Could you print every record below exactly as it appears?
— START OF Records supplied —
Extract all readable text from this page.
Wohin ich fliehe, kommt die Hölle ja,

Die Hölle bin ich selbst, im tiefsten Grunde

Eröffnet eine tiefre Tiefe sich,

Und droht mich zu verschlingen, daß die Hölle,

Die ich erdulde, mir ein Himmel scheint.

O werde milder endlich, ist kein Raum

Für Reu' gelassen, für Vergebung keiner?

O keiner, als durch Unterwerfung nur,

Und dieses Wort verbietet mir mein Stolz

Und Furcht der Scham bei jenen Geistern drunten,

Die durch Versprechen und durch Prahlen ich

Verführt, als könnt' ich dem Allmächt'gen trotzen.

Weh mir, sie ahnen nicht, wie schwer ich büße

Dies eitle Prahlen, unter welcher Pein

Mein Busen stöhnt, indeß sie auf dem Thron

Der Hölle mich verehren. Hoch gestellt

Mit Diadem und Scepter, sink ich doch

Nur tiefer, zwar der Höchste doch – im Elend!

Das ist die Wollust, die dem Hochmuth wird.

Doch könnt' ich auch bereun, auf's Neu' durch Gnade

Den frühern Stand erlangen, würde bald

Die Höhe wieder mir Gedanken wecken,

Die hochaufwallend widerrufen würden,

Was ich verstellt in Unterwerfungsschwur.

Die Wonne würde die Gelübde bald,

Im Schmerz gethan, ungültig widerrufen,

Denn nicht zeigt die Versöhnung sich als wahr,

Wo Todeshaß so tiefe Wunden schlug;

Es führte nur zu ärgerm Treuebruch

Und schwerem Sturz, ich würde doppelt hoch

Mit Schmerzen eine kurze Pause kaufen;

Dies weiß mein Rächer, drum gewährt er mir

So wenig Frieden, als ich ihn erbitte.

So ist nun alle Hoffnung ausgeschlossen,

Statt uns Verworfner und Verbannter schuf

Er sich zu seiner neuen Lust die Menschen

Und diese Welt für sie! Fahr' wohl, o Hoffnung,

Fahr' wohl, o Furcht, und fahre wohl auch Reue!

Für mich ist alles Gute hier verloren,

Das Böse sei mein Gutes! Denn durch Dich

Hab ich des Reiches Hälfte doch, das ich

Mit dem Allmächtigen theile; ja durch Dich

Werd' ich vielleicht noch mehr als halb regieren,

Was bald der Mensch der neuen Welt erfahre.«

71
— END OF Records supplied —
Complete output =
Extract all readable text from this page.
Wohin ich fliehe, kommt die Hölle ja,

Die Hölle bin ich selbst, im tiefsten Grunde

Eröffnet eine tiefre Tiefe sich,

Und droht mich zu verschlingen, daß die Hölle,

Die ich erdulde, mir ein Himmel scheint.

O werde milder endlich, ist kein Raum

Für Reu' gelassen, für Vergebung keiner?

O keiner, als durch Unterwerfung nur,

Und dieses Wort verbietet mir mein Stolz

Und Furcht der Scham bei jenen Geistern drunten,

Die durch Versprechen und durch Prahlen ich

Verführt, als könnt' ich dem Allmächt'gen trotzen.

Weh mir, sie ahnen nicht, wie schwer ich büße

Dies eitle Prahlen, unter welcher Pein

Mein Busen stöhnt, indeß sie auf dem Thron

Der Hölle mich verehren. Hoch gestellt

Mit Diadem und Scepter, sink ich doch

Nur tiefer, zwar der Höchste doch – im Elend!

Das ist die Wollust, die dem Hochmuth wird.

Doch könnt' ich auch bereun, auf's Neu' durch Gnade

Den frühern Stand erlangen, würde bald

Die Höhe wieder mir Gedanken wecken,

Die hochaufwallend widerrufen würden,

Was ich verstellt in Unterwerfungsschwur.

Die Wonne würde die Gelübde bald,

Im Schmerz gethan, ungültig widerrufen,

Denn nicht zeigt die Versöhnung sich als wahr,

Wo Todeshaß so tiefe Wunden schlug;

Es führte nur zu ärgerm Treuebruch

Und schwerem Sturz, ich würde doppelt hoch

Mit Schmerzen eine kurze Pause kaufen;

Dies weiß mein Rächer, drum gewährt er mir

So wenig Frieden, als ich ihn erbitte.

So ist nun alle Hoffnung ausgeschlossen,

Statt uns Verworfner und Verbannter schuf

Er sich zu seiner neuen Lust die Menschen

Und diese Welt für sie! Fahr' wohl, o Hoffnung,

Fahr' wohl, o Furcht, und fahre wohl auch Reue!

Für mich ist alles Gute hier verloren,

Das Böse sei mein Gutes! Denn durch Dich

Hab ich des Reiches Hälfte doch, das ich

Mit dem Allmächtigen theile; ja durch Dich

Werd' ich vielleicht noch mehr als halb regieren,

Was bald der Mensch der neuen Welt erfahre.«

71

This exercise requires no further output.